→ Records

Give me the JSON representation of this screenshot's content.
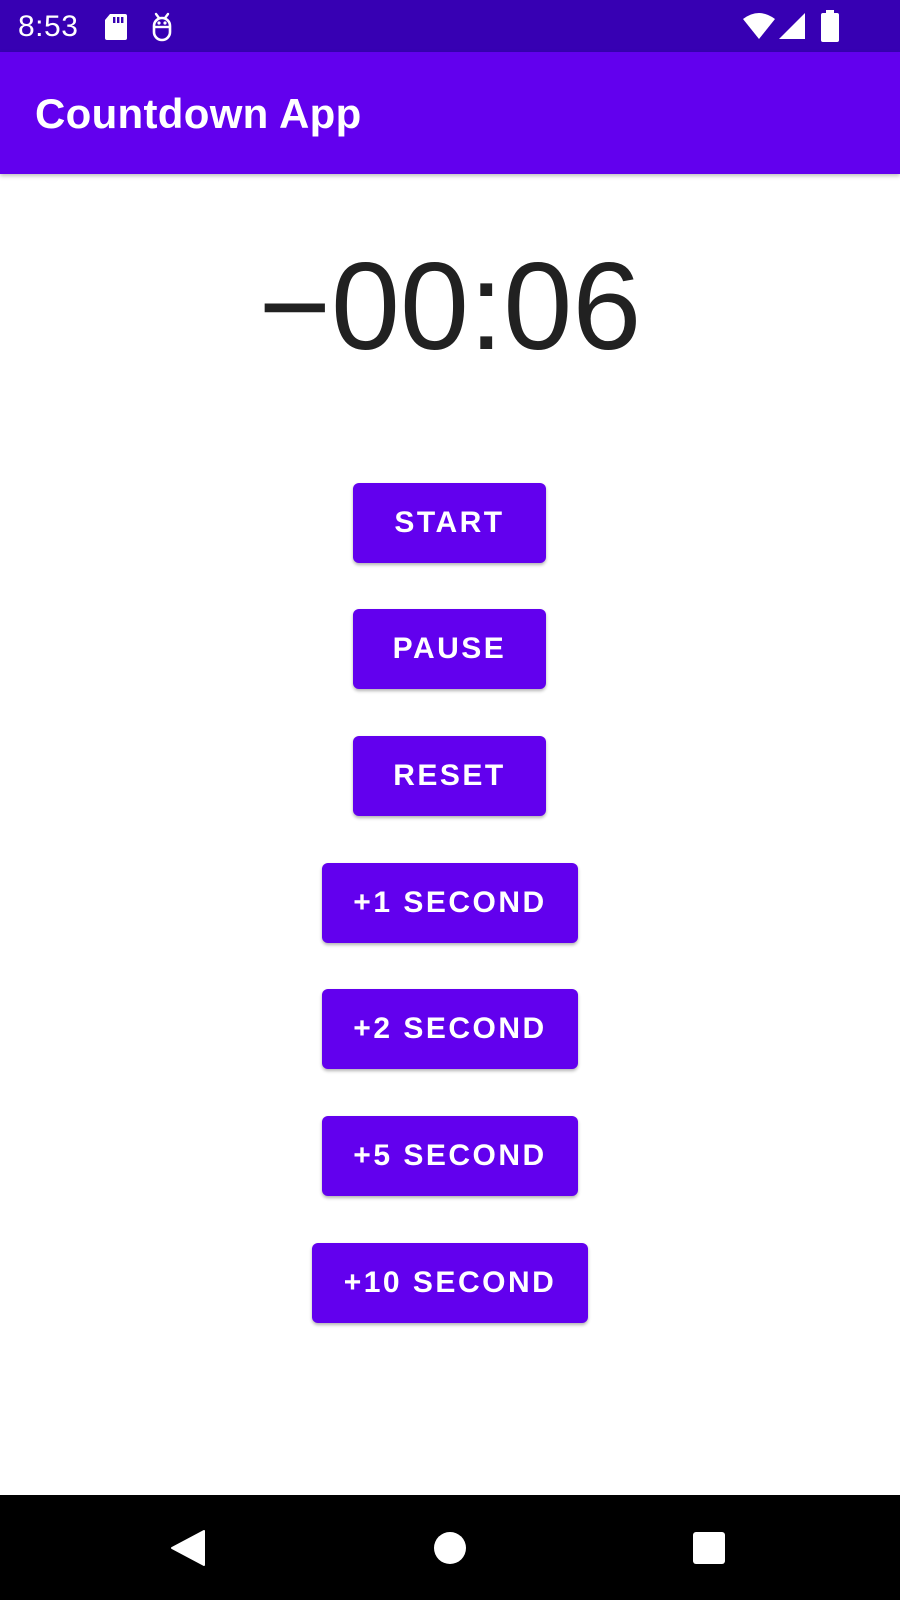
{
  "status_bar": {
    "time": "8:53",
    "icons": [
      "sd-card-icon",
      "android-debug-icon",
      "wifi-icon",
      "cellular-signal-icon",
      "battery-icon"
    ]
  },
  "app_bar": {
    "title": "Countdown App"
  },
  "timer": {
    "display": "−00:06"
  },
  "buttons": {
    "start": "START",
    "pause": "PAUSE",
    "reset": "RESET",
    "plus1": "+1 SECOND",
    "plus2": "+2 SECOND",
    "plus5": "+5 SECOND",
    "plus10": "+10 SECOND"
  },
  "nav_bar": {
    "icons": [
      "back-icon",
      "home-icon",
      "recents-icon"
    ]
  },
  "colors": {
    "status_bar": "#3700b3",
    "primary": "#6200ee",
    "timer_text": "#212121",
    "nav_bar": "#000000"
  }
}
* * *
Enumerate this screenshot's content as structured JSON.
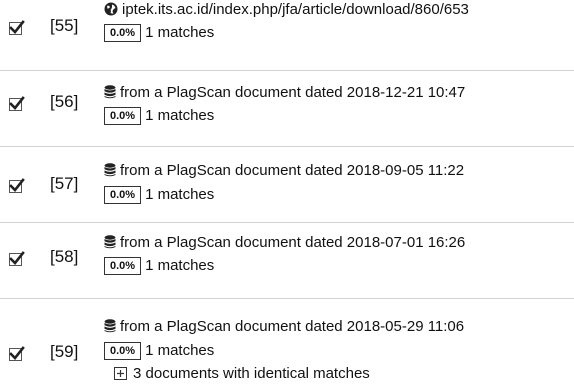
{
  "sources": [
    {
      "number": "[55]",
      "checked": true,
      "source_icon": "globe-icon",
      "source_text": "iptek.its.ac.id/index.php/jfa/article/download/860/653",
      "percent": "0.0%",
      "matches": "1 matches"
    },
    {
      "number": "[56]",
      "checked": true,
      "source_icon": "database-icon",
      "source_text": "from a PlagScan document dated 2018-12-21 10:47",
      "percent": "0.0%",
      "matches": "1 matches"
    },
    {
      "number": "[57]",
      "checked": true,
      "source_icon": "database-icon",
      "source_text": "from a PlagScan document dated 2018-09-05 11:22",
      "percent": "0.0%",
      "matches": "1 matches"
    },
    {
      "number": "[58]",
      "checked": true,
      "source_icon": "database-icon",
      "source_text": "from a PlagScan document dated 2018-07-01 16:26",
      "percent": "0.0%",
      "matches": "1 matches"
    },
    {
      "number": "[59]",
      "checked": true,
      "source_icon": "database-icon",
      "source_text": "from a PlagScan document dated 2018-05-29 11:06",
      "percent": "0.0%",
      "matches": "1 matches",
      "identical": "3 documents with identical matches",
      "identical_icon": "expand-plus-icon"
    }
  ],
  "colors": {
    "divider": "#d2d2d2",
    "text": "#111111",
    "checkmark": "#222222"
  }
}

→ To do
Each line holding the word "dated" counts once; report the total and nothing else.

→ Exercise result
4